[A block of data]
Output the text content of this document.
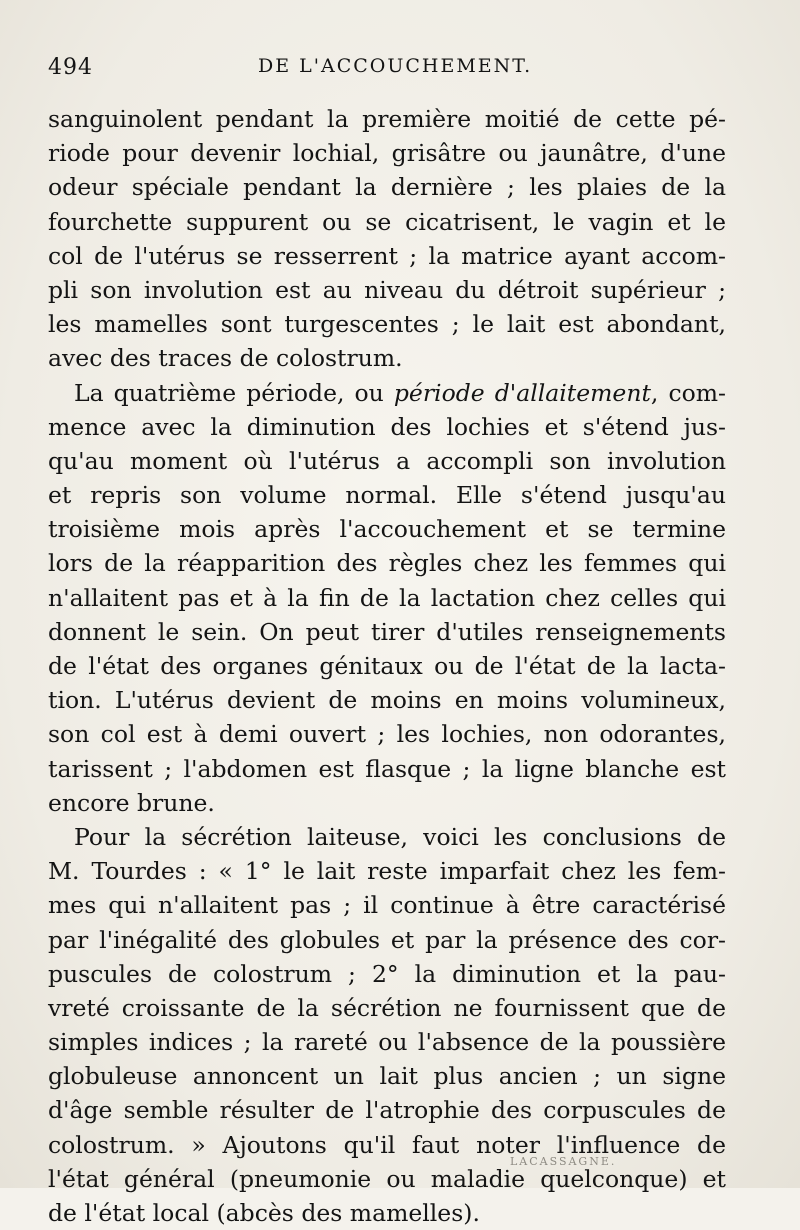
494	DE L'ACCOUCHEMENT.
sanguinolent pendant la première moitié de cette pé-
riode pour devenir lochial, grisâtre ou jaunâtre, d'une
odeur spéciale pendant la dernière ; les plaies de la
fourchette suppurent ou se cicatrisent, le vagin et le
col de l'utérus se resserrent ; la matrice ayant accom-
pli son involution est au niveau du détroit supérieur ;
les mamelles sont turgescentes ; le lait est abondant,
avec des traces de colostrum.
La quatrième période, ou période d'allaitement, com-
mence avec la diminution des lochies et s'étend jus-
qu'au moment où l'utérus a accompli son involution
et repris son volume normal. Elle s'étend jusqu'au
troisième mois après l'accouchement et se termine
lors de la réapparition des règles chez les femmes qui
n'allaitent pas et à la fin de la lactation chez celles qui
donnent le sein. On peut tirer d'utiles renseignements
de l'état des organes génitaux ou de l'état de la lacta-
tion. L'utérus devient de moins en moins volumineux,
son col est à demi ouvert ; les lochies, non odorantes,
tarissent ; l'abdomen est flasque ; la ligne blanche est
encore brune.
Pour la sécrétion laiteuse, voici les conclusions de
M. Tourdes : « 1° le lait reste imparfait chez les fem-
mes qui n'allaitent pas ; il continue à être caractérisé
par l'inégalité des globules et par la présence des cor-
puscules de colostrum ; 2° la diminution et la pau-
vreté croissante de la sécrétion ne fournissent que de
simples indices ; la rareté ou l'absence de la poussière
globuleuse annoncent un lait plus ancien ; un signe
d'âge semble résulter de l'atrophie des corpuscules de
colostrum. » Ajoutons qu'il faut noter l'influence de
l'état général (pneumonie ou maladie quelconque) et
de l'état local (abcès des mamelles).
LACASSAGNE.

== Task requirements ==
Repeat each entry precisely as it appears. Leave the pictures out.

== Solution to the exercise ==
Output the text content of this document.
494	DE L'ACCOUCHEMENT.
sanguinolent pendant la première moitié de cette pé-
riode pour devenir lochial, grisâtre ou jaunâtre, d'une
odeur spéciale pendant la dernière ; les plaies de la
fourchette suppurent ou se cicatrisent, le vagin et le
col de l'utérus se resserrent ; la matrice ayant accom-
pli son involution est au niveau du détroit supérieur ;
les mamelles sont turgescentes ; le lait est abondant,
avec des traces de colostrum.
La quatrième période, ou période d'allaitement, com-
mence avec la diminution des lochies et s'étend jus-
qu'au moment où l'utérus a accompli son involution
et repris son volume normal. Elle s'étend jusqu'au
troisième mois après l'accouchement et se termine
lors de la réapparition des règles chez les femmes qui
n'allaitent pas et à la fin de la lactation chez celles qui
donnent le sein. On peut tirer d'utiles renseignements
de l'état des organes génitaux ou de l'état de la lacta-
tion. L'utérus devient de moins en moins volumineux,
son col est à demi ouvert ; les lochies, non odorantes,
tarissent ; l'abdomen est flasque ; la ligne blanche est
encore brune.
Pour la sécrétion laiteuse, voici les conclusions de
M. Tourdes : « 1° le lait reste imparfait chez les fem-
mes qui n'allaitent pas ; il continue à être caractérisé
par l'inégalité des globules et par la présence des cor-
puscules de colostrum ; 2° la diminution et la pau-
vreté croissante de la sécrétion ne fournissent que de
simples indices ; la rareté ou l'absence de la poussière
globuleuse annoncent un lait plus ancien ; un signe
d'âge semble résulter de l'atrophie des corpuscules de
colostrum. » Ajoutons qu'il faut noter l'influence de
l'état général (pneumonie ou maladie quelconque) et
de l'état local (abcès des mamelles).
LACASSAGNE.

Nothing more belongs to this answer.